-- START OF EXERCISE DATA --

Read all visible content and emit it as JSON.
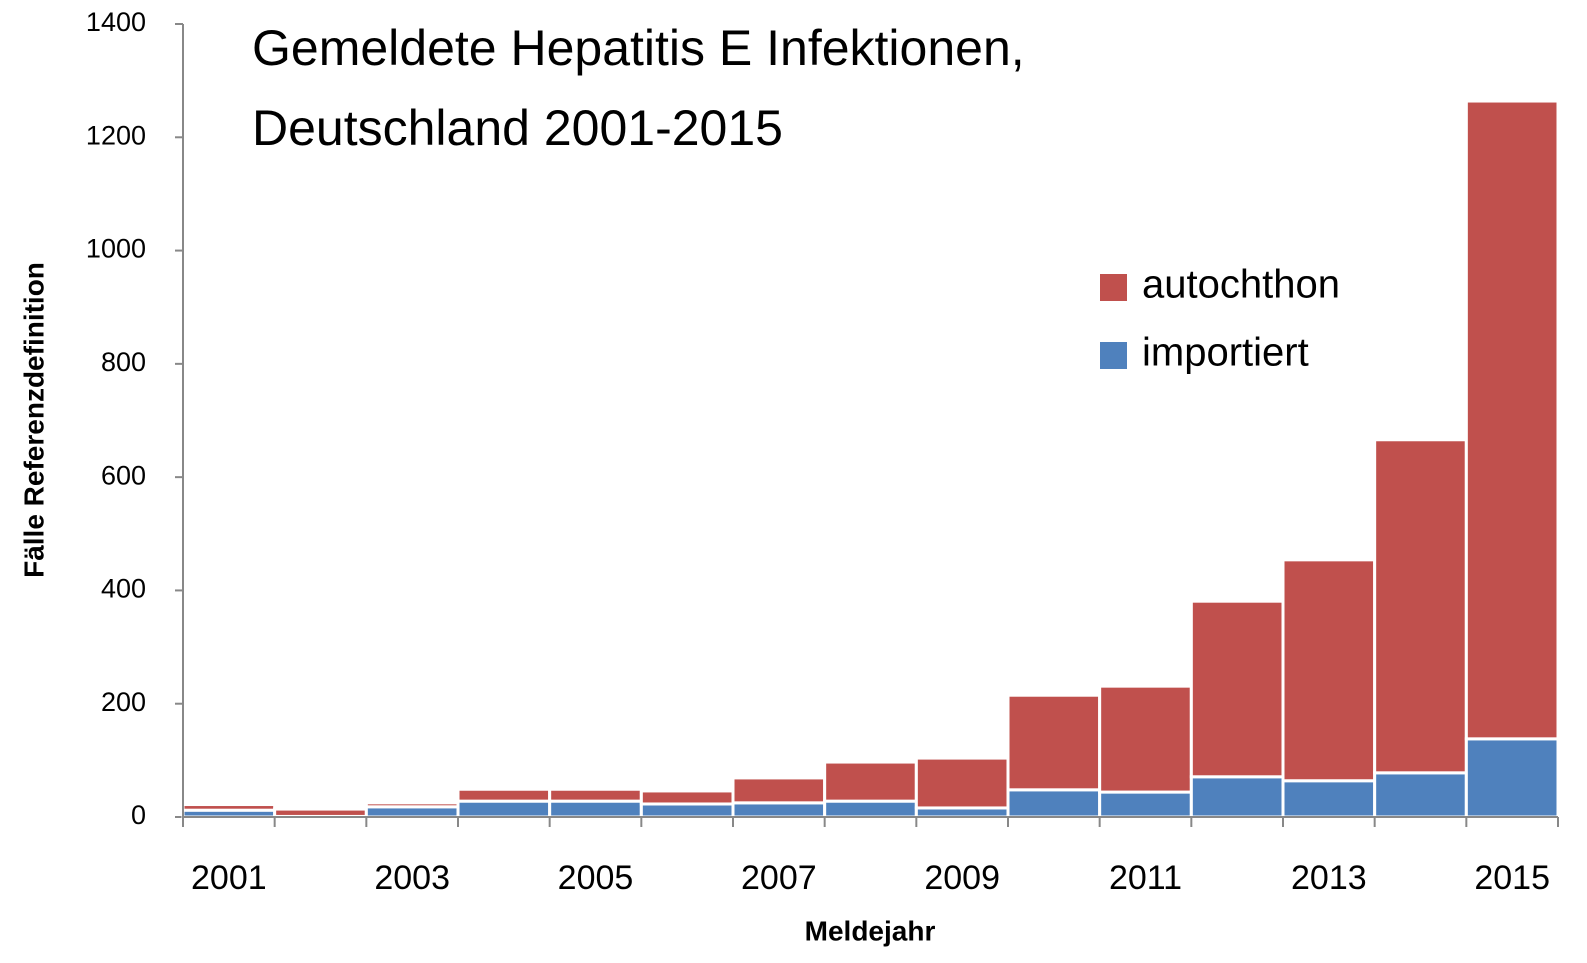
{
  "chart_data": {
    "type": "stacked_bar",
    "title": [
      "Gemeldete Hepatitis E Infektionen,",
      "Deutschland 2001-2015"
    ],
    "x_label": "Meldejahr",
    "y_label": "Fälle Referenzdefinition",
    "categories": [
      "2001",
      null,
      "2003",
      null,
      "2005",
      null,
      "2007",
      null,
      "2009",
      null,
      "2011",
      null,
      "2013",
      null,
      "2015"
    ],
    "series": [
      {
        "name": "importiert",
        "color": "#4f81bd",
        "values": [
          12,
          1,
          18,
          28,
          28,
          23,
          25,
          28,
          16,
          48,
          44,
          71,
          64,
          78,
          138
        ]
      },
      {
        "name": "autochthon",
        "color": "#c0504d",
        "values": [
          10,
          13,
          7,
          21,
          21,
          23,
          44,
          69,
          88,
          167,
          187,
          310,
          390,
          588,
          1126
        ]
      }
    ],
    "ylim": [
      0,
      1400
    ],
    "yticks": [
      0,
      200,
      400,
      600,
      800,
      1000,
      1200,
      1400
    ],
    "legend": "upper-right"
  }
}
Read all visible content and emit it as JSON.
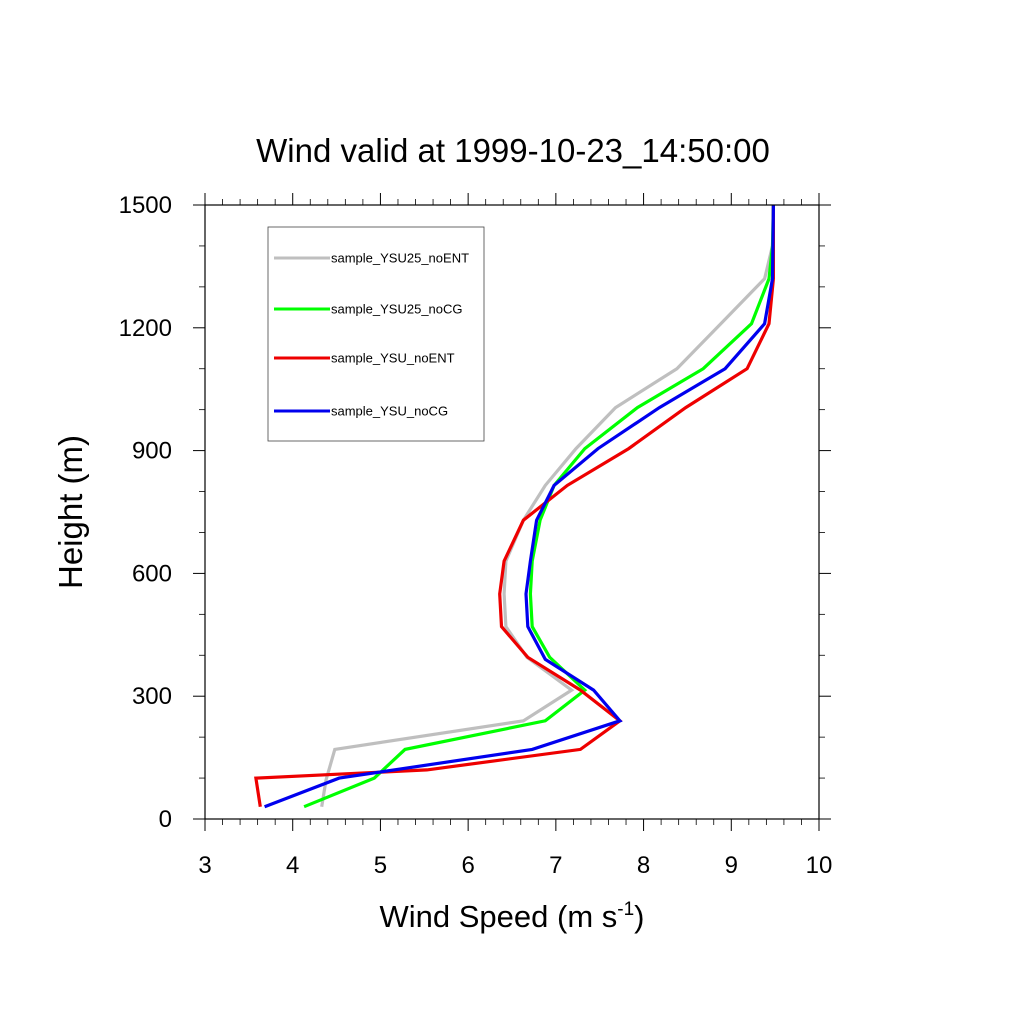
{
  "chart_data": {
    "type": "line",
    "title": "Wind valid at 1999-10-23_14:50:00",
    "xlabel": "Wind Speed (m s",
    "xlabel_sup": "-1",
    "xlabel_close": ")",
    "ylabel": "Height (m)",
    "xlim": [
      3,
      10
    ],
    "ylim": [
      0,
      1500
    ],
    "x_ticks": [
      3,
      4,
      5,
      6,
      7,
      8,
      9,
      10
    ],
    "y_ticks": [
      0,
      300,
      600,
      900,
      1200,
      1500
    ],
    "x_tick_labels": [
      "3",
      "4",
      "5",
      "6",
      "7",
      "8",
      "9",
      "10"
    ],
    "y_tick_labels": [
      "0",
      "300",
      "600",
      "900",
      "1200",
      "1500"
    ],
    "grid": false,
    "legend_position": "top-left",
    "series": [
      {
        "name": "sample_YSU25_noENT",
        "color": "#bfbfbf",
        "x": [
          4.33,
          4.38,
          4.48,
          6.63,
          7.18,
          6.67,
          6.43,
          6.41,
          6.43,
          6.63,
          6.88,
          7.23,
          7.68,
          8.38,
          8.88,
          9.38,
          9.47,
          9.48
        ],
        "y": [
          30,
          95,
          170,
          240,
          315,
          395,
          470,
          550,
          630,
          730,
          815,
          905,
          1005,
          1100,
          1210,
          1320,
          1400,
          1500
        ]
      },
      {
        "name": "sample_YSU25_noCG",
        "color": "#00ff00",
        "x": [
          4.13,
          4.93,
          5.28,
          6.88,
          7.33,
          6.93,
          6.73,
          6.71,
          6.73,
          6.82,
          6.98,
          7.33,
          7.93,
          8.68,
          9.23,
          9.43,
          9.47,
          9.48
        ],
        "y": [
          30,
          100,
          170,
          240,
          315,
          395,
          470,
          550,
          630,
          730,
          815,
          905,
          1005,
          1100,
          1210,
          1320,
          1400,
          1500
        ]
      },
      {
        "name": "sample_YSU_noENT",
        "color": "#ee0000",
        "x": [
          3.63,
          3.58,
          5.53,
          7.28,
          7.73,
          7.28,
          6.68,
          6.38,
          6.36,
          6.41,
          6.63,
          7.13,
          7.83,
          8.48,
          9.18,
          9.43,
          9.48,
          9.48
        ],
        "y": [
          30,
          100,
          120,
          170,
          240,
          315,
          395,
          470,
          550,
          630,
          730,
          815,
          905,
          1005,
          1100,
          1210,
          1320,
          1500
        ]
      },
      {
        "name": "sample_YSU_noCG",
        "color": "#0000ee",
        "x": [
          3.68,
          4.53,
          6.73,
          7.73,
          7.43,
          6.88,
          6.68,
          6.66,
          6.71,
          6.78,
          6.98,
          7.48,
          8.18,
          8.93,
          9.38,
          9.47,
          9.48
        ],
        "y": [
          30,
          100,
          170,
          240,
          315,
          390,
          470,
          550,
          630,
          730,
          815,
          905,
          1005,
          1100,
          1210,
          1320,
          1500
        ]
      }
    ]
  }
}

-- END OF EXERCISE DATA --

DESCRIPTION OF THE TASK:
Repeat each line of the records above exactly, but do not copy the pictures.

REPLY TO THE TASK:
Read all visible content and emit it as JSON.
{
  "chart_data": {
    "type": "stacked_bar",
    "title": [
      "Gemeldete Hepatitis E Infektionen,",
      "Deutschland 2001-2015"
    ],
    "x_label": "Meldejahr",
    "y_label": "Fälle Referenzdefinition",
    "categories": [
      "2001",
      null,
      "2003",
      null,
      "2005",
      null,
      "2007",
      null,
      "2009",
      null,
      "2011",
      null,
      "2013",
      null,
      "2015"
    ],
    "series": [
      {
        "name": "importiert",
        "color": "#4f81bd",
        "values": [
          12,
          1,
          18,
          28,
          28,
          23,
          25,
          28,
          16,
          48,
          44,
          71,
          64,
          78,
          138
        ]
      },
      {
        "name": "autochthon",
        "color": "#c0504d",
        "values": [
          10,
          13,
          7,
          21,
          21,
          23,
          44,
          69,
          88,
          167,
          187,
          310,
          390,
          588,
          1126
        ]
      }
    ],
    "ylim": [
      0,
      1400
    ],
    "yticks": [
      0,
      200,
      400,
      600,
      800,
      1000,
      1200,
      1400
    ],
    "legend": "upper-right"
  }
}
Read all visible content and emit it as JSON.
{
  "chart_data": {
    "type": "line",
    "title": "Wind valid at 1999-10-23_14:50:00",
    "xlabel": "Wind Speed (m s",
    "xlabel_sup": "-1",
    "xlabel_close": ")",
    "ylabel": "Height (m)",
    "xlim": [
      3,
      10
    ],
    "ylim": [
      0,
      1500
    ],
    "x_ticks": [
      3,
      4,
      5,
      6,
      7,
      8,
      9,
      10
    ],
    "y_ticks": [
      0,
      300,
      600,
      900,
      1200,
      1500
    ],
    "x_tick_labels": [
      "3",
      "4",
      "5",
      "6",
      "7",
      "8",
      "9",
      "10"
    ],
    "y_tick_labels": [
      "0",
      "300",
      "600",
      "900",
      "1200",
      "1500"
    ],
    "grid": false,
    "legend_position": "top-left",
    "series": [
      {
        "name": "sample_YSU25_noENT",
        "color": "#bfbfbf",
        "x": [
          4.33,
          4.38,
          4.48,
          6.63,
          7.18,
          6.67,
          6.43,
          6.41,
          6.43,
          6.63,
          6.88,
          7.23,
          7.68,
          8.38,
          8.88,
          9.38,
          9.47,
          9.48
        ],
        "y": [
          30,
          95,
          170,
          240,
          315,
          395,
          470,
          550,
          630,
          730,
          815,
          905,
          1005,
          1100,
          1210,
          1320,
          1400,
          1500
        ]
      },
      {
        "name": "sample_YSU25_noCG",
        "color": "#00ff00",
        "x": [
          4.13,
          4.93,
          5.28,
          6.88,
          7.33,
          6.93,
          6.73,
          6.71,
          6.73,
          6.82,
          6.98,
          7.33,
          7.93,
          8.68,
          9.23,
          9.43,
          9.47,
          9.48
        ],
        "y": [
          30,
          100,
          170,
          240,
          315,
          395,
          470,
          550,
          630,
          730,
          815,
          905,
          1005,
          1100,
          1210,
          1320,
          1400,
          1500
        ]
      },
      {
        "name": "sample_YSU_noENT",
        "color": "#ee0000",
        "x": [
          3.63,
          3.58,
          5.53,
          7.28,
          7.73,
          7.28,
          6.68,
          6.38,
          6.36,
          6.41,
          6.63,
          7.13,
          7.83,
          8.48,
          9.18,
          9.43,
          9.48,
          9.48
        ],
        "y": [
          30,
          100,
          120,
          170,
          240,
          315,
          395,
          470,
          550,
          630,
          730,
          815,
          905,
          1005,
          1100,
          1210,
          1320,
          1500
        ]
      },
      {
        "name": "sample_YSU_noCG",
        "color": "#0000ee",
        "x": [
          3.68,
          4.53,
          6.73,
          7.73,
          7.43,
          6.88,
          6.68,
          6.66,
          6.71,
          6.78,
          6.98,
          7.48,
          8.18,
          8.93,
          9.38,
          9.47,
          9.48
        ],
        "y": [
          30,
          100,
          170,
          240,
          315,
          390,
          470,
          550,
          630,
          730,
          815,
          905,
          1005,
          1100,
          1210,
          1320,
          1500
        ]
      }
    ]
  }
}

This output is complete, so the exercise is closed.